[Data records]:

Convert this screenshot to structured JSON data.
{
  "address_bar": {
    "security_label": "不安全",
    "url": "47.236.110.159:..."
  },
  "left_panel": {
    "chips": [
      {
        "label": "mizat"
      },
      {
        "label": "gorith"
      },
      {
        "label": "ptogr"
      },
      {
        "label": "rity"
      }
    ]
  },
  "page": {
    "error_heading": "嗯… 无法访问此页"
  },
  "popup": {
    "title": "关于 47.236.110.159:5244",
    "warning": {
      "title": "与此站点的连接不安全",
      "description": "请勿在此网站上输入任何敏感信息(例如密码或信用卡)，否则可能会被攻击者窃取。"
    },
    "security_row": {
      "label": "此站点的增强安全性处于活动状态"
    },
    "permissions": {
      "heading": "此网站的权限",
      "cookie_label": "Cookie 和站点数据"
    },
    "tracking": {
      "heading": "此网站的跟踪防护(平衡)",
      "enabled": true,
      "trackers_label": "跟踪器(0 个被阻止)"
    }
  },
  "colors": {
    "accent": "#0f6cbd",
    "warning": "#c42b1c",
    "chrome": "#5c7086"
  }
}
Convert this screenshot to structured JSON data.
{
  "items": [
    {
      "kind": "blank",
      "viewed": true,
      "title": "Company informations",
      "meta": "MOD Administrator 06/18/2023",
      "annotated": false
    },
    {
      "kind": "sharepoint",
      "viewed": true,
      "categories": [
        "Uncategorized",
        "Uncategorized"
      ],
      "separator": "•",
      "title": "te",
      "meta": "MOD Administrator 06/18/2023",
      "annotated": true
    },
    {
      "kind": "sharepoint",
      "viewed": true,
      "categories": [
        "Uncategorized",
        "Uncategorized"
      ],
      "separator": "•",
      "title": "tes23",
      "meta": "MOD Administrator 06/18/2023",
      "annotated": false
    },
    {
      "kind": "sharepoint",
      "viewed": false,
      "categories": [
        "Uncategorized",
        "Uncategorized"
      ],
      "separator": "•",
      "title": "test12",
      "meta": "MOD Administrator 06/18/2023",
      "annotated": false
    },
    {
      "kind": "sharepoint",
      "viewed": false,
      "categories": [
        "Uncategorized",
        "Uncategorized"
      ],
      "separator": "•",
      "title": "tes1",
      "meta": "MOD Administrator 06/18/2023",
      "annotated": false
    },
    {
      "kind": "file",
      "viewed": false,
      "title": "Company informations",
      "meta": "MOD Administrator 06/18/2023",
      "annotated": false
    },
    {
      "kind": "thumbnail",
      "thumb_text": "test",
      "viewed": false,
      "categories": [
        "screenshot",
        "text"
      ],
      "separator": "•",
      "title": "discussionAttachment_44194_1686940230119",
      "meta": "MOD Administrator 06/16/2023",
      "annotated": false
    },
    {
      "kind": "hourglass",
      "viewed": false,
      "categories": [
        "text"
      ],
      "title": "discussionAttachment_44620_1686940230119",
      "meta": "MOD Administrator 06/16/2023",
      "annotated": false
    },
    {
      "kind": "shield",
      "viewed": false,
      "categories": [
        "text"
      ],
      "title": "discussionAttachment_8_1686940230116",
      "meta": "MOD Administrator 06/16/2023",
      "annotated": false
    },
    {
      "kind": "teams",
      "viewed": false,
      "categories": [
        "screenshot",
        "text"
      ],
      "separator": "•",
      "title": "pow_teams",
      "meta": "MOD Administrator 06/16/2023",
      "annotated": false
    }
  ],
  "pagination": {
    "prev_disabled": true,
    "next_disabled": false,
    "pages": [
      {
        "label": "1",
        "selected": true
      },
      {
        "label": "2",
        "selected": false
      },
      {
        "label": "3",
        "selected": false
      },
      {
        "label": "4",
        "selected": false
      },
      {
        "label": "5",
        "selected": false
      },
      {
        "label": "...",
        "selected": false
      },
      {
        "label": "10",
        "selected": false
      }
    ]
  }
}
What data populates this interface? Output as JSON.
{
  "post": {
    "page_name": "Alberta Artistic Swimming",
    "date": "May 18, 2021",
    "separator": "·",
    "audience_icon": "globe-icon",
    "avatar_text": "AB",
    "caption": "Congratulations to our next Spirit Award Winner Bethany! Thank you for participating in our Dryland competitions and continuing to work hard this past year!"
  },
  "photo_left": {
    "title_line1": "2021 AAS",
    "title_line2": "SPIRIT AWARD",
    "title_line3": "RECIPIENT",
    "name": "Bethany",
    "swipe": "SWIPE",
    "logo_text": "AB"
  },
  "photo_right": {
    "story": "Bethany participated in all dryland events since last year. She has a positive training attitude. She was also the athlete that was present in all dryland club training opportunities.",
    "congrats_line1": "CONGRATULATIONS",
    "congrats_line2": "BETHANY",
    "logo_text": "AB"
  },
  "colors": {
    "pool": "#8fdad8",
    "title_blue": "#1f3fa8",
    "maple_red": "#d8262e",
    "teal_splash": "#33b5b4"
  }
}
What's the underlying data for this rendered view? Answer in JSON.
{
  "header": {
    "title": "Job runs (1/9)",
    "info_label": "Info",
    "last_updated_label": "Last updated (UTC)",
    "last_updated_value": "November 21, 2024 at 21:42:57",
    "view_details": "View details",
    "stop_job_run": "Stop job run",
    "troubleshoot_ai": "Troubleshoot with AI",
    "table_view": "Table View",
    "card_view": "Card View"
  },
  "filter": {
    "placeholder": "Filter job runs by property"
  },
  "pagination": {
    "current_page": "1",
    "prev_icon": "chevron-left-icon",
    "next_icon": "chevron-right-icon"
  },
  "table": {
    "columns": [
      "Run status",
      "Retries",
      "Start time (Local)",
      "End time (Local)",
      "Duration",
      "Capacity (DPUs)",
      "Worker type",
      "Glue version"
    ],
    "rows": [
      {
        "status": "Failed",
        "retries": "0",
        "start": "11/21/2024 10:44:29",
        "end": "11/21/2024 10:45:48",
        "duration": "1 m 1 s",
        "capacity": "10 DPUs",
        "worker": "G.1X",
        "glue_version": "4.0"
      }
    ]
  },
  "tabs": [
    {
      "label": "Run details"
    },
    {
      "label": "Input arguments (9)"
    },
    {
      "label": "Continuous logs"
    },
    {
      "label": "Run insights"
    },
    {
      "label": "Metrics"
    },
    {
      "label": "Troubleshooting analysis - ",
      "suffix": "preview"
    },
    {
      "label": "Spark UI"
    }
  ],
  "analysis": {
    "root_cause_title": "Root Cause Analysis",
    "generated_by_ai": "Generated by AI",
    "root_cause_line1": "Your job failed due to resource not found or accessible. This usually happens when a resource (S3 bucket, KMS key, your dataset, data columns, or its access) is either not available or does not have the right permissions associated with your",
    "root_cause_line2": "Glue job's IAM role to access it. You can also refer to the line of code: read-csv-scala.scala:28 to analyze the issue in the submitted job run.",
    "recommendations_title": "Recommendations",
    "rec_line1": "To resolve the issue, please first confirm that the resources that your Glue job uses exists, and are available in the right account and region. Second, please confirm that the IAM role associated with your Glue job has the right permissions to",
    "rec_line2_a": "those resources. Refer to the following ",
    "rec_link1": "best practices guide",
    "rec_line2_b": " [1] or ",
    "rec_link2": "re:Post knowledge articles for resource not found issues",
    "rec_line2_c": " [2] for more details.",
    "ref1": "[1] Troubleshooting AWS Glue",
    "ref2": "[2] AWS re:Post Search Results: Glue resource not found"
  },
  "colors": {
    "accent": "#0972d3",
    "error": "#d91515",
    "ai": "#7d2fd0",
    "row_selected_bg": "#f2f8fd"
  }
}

[Objective]:
How many of the lines above include the string "also"? Answer with the number only.

[Reply]:
2